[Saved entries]
---+---

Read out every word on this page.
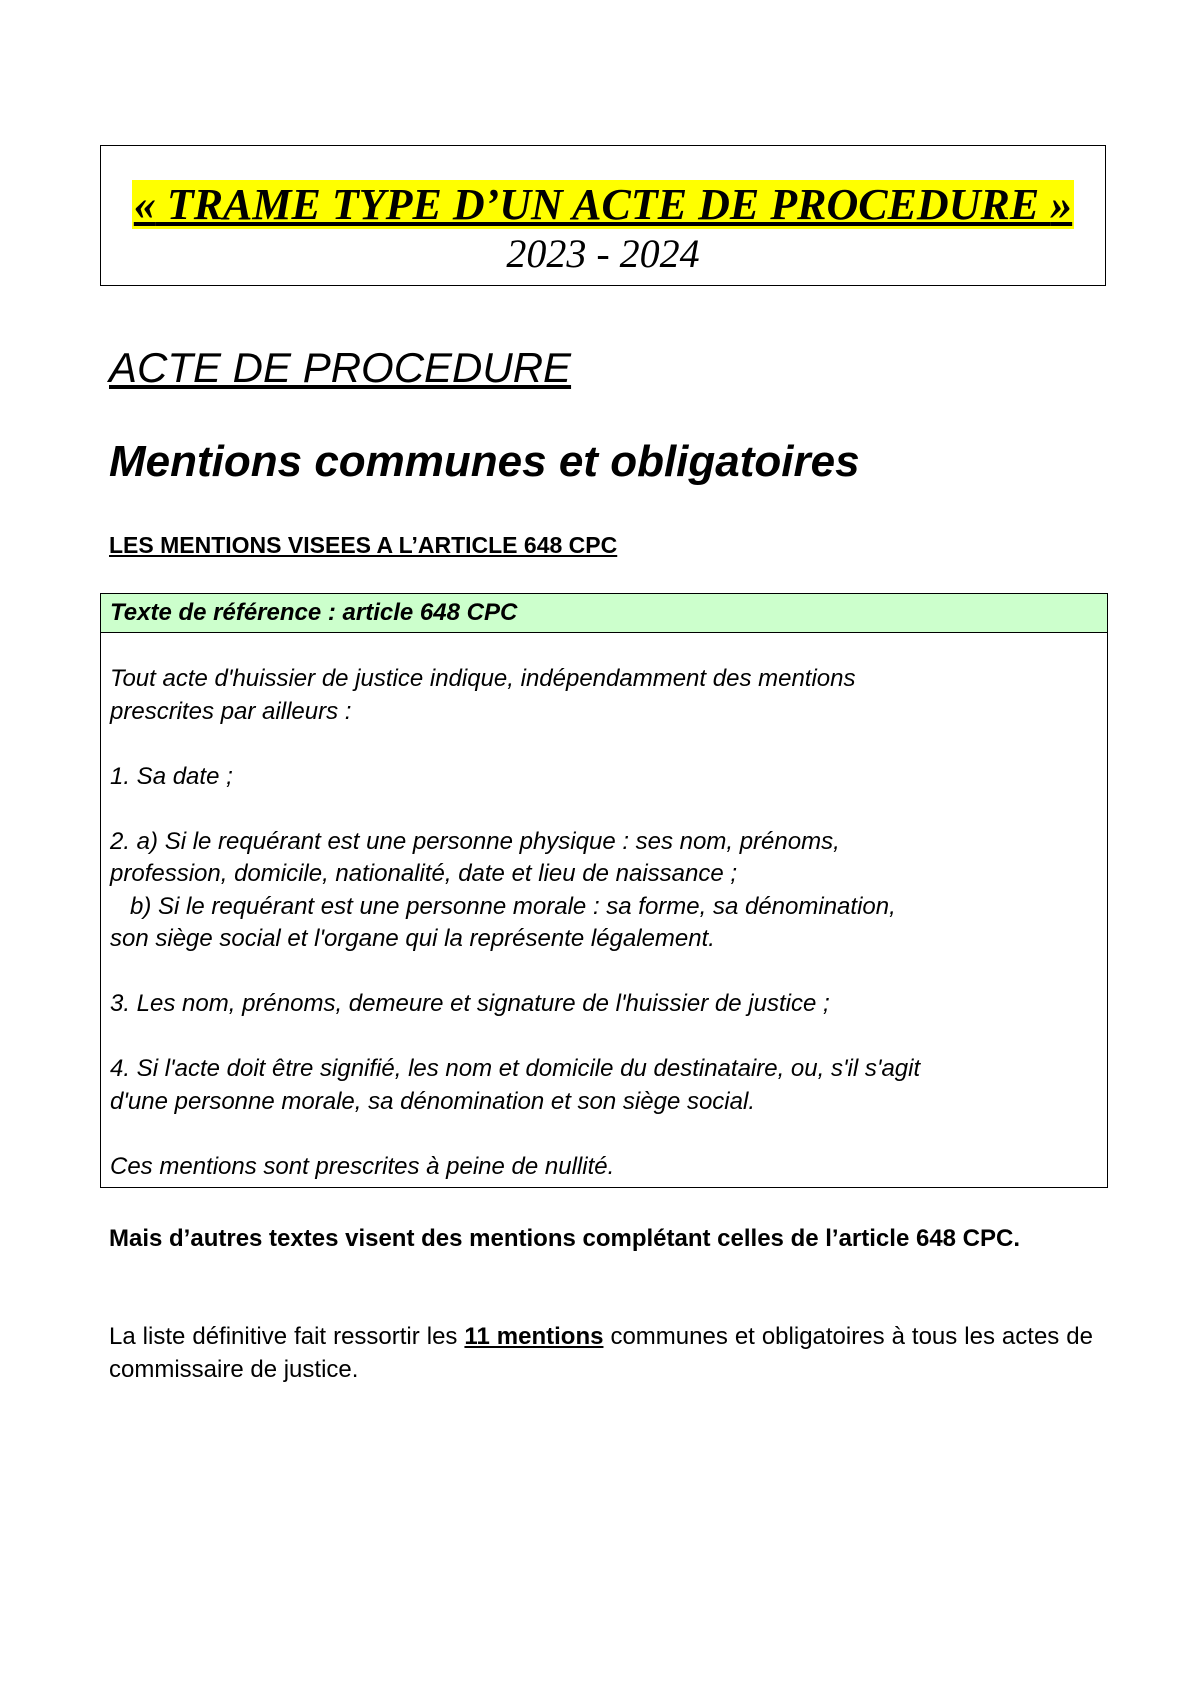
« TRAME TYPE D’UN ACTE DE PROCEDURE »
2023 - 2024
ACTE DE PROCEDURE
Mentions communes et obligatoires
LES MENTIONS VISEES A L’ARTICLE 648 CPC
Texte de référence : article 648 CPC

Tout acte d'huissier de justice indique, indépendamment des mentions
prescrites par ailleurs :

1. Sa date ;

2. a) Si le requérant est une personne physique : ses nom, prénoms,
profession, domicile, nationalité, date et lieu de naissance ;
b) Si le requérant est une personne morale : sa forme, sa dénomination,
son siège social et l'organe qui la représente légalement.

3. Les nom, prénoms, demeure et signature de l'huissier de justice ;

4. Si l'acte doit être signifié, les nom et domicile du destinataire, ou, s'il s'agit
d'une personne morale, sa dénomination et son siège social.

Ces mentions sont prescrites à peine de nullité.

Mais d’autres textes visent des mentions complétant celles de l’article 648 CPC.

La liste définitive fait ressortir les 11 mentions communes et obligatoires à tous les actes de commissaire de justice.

---+---

* **Directions**:
Give an exact copy of the material, leaving out every picture.

* **Solution for this problem**:
Read out every word on this page.
« TRAME TYPE D’UN ACTE DE PROCEDURE »
2023 - 2024
ACTE DE PROCEDURE
Mentions communes et obligatoires
LES MENTIONS VISEES A L’ARTICLE 648 CPC
Texte de référence : article 648 CPC

Tout acte d'huissier de justice indique, indépendamment des mentions
prescrites par ailleurs :

1. Sa date ;

2. a) Si le requérant est une personne physique : ses nom, prénoms,
profession, domicile, nationalité, date et lieu de naissance ;
b) Si le requérant est une personne morale : sa forme, sa dénomination,
son siège social et l'organe qui la représente légalement.

3. Les nom, prénoms, demeure et signature de l'huissier de justice ;

4. Si l'acte doit être signifié, les nom et domicile du destinataire, ou, s'il s'agit
d'une personne morale, sa dénomination et son siège social.

Ces mentions sont prescrites à peine de nullité.

Mais d’autres textes visent des mentions complétant celles de l’article 648 CPC.

La liste définitive fait ressortir les 11 mentions communes et obligatoires à tous les actes de commissaire de justice.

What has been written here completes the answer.